- EXTRACTED ENTRIES
____

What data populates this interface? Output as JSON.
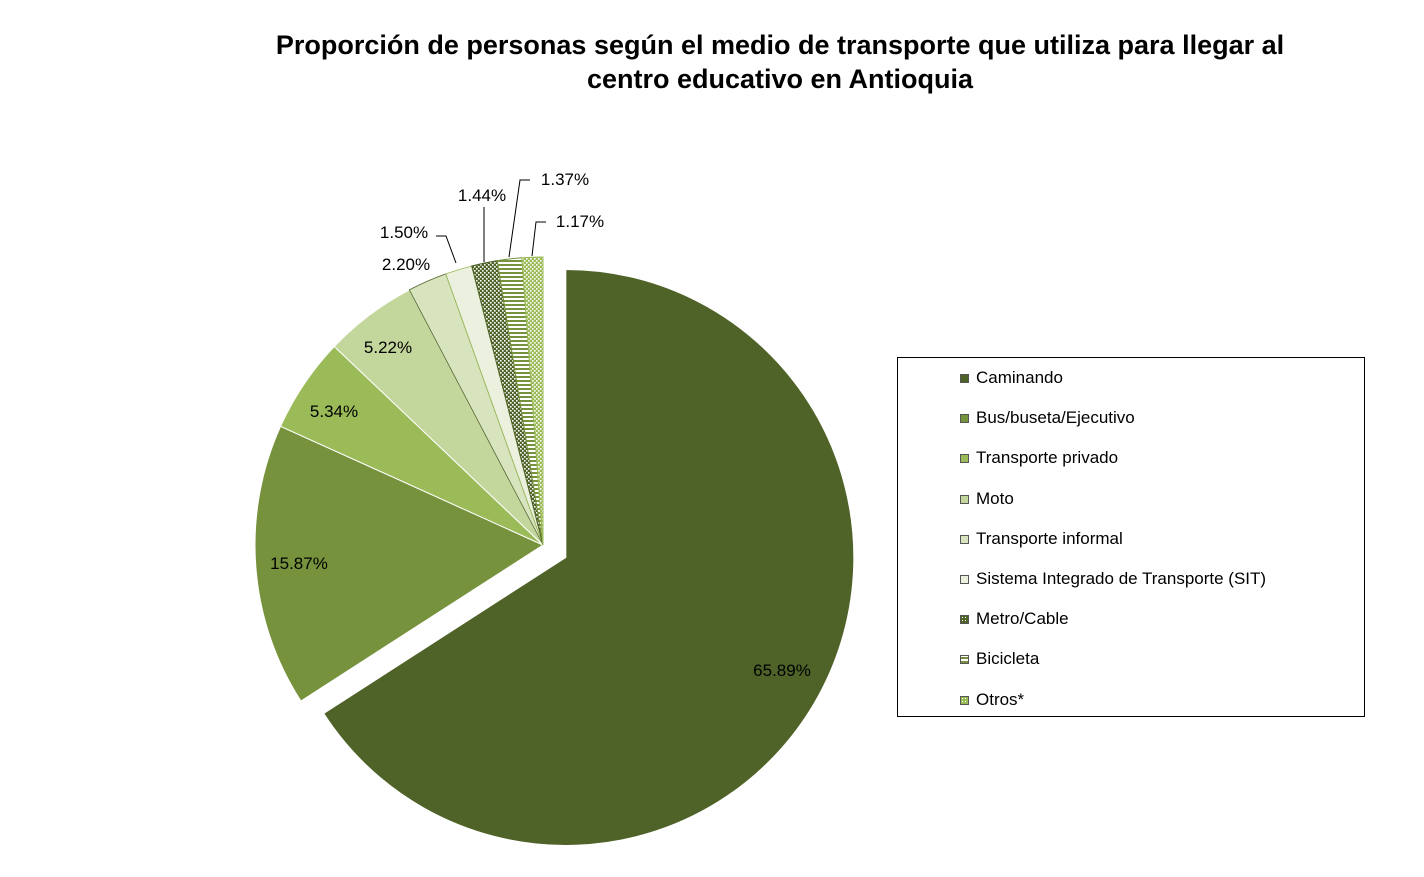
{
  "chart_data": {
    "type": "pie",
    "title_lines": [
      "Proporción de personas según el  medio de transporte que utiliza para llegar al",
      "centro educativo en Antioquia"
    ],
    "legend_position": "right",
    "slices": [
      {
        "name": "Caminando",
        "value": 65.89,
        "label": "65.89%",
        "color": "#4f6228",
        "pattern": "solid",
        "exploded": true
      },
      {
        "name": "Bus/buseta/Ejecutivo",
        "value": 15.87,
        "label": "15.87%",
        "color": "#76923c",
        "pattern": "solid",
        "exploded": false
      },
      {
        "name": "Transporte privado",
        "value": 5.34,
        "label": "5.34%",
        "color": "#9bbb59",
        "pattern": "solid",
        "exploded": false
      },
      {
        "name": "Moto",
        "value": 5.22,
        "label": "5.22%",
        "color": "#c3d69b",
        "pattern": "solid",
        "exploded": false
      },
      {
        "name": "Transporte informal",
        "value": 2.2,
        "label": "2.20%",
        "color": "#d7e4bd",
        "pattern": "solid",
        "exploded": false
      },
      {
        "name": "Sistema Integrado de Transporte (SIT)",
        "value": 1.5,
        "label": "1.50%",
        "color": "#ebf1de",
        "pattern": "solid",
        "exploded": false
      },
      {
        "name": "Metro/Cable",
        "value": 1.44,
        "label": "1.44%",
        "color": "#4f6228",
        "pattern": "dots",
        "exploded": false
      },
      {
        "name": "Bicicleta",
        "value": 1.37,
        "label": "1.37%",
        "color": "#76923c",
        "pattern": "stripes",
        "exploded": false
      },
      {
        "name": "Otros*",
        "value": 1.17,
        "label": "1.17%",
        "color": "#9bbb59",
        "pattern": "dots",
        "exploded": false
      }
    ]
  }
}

____

Write out the listing word for word, omitting the pictures it holds.

- REPLY TO THE EXERCISE
What data populates this interface? Output as JSON.
{
  "chart_data": {
    "type": "pie",
    "title_lines": [
      "Proporción de personas según el  medio de transporte que utiliza para llegar al",
      "centro educativo en Antioquia"
    ],
    "legend_position": "right",
    "slices": [
      {
        "name": "Caminando",
        "value": 65.89,
        "label": "65.89%",
        "color": "#4f6228",
        "pattern": "solid",
        "exploded": true
      },
      {
        "name": "Bus/buseta/Ejecutivo",
        "value": 15.87,
        "label": "15.87%",
        "color": "#76923c",
        "pattern": "solid",
        "exploded": false
      },
      {
        "name": "Transporte privado",
        "value": 5.34,
        "label": "5.34%",
        "color": "#9bbb59",
        "pattern": "solid",
        "exploded": false
      },
      {
        "name": "Moto",
        "value": 5.22,
        "label": "5.22%",
        "color": "#c3d69b",
        "pattern": "solid",
        "exploded": false
      },
      {
        "name": "Transporte informal",
        "value": 2.2,
        "label": "2.20%",
        "color": "#d7e4bd",
        "pattern": "solid",
        "exploded": false
      },
      {
        "name": "Sistema Integrado de Transporte (SIT)",
        "value": 1.5,
        "label": "1.50%",
        "color": "#ebf1de",
        "pattern": "solid",
        "exploded": false
      },
      {
        "name": "Metro/Cable",
        "value": 1.44,
        "label": "1.44%",
        "color": "#4f6228",
        "pattern": "dots",
        "exploded": false
      },
      {
        "name": "Bicicleta",
        "value": 1.37,
        "label": "1.37%",
        "color": "#76923c",
        "pattern": "stripes",
        "exploded": false
      },
      {
        "name": "Otros*",
        "value": 1.17,
        "label": "1.17%",
        "color": "#9bbb59",
        "pattern": "dots",
        "exploded": false
      }
    ]
  }
}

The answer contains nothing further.